#### Your task:
Gather each line in the entries that includes the string "minute".

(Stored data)

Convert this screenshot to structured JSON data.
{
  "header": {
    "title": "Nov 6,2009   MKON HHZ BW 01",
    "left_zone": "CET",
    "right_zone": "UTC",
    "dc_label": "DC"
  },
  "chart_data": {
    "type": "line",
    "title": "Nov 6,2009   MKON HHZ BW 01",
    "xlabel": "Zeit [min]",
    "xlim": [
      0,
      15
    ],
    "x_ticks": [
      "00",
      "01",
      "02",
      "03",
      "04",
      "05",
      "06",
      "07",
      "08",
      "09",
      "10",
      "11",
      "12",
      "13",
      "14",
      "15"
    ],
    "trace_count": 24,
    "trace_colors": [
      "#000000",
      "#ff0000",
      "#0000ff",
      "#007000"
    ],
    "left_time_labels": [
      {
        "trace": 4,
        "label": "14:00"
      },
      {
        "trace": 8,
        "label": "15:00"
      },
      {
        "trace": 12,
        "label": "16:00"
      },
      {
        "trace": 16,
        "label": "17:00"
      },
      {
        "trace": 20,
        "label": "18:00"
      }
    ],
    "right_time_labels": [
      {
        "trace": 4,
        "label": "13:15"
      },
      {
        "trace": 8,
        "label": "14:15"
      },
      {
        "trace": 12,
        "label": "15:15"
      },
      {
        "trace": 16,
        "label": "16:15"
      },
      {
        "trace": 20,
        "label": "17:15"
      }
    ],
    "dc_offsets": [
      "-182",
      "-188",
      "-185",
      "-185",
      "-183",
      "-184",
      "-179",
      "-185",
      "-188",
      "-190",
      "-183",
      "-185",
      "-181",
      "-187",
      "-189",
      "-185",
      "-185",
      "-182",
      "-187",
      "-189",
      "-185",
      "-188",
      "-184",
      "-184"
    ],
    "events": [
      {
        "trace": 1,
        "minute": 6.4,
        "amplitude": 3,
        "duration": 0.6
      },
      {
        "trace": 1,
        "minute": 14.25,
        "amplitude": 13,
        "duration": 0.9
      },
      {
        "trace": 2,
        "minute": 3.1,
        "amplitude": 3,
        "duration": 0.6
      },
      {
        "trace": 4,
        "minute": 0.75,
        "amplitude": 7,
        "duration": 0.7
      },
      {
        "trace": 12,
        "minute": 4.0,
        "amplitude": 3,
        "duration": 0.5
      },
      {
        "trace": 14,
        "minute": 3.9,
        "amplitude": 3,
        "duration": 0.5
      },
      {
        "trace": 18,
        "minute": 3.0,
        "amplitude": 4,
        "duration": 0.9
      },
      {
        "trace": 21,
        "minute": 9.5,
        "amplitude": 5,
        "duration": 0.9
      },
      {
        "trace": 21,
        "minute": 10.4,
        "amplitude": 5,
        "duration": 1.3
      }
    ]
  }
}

#### Exercise response:
        "minute": 6.4,
        "minute": 14.25,
        "minute": 3.1,
        "minute": 0.75,
        "minute": 4.0,
        "minute": 3.9,
        "minute": 3.0,
        "minute": 9.5,
        "minute": 10.4,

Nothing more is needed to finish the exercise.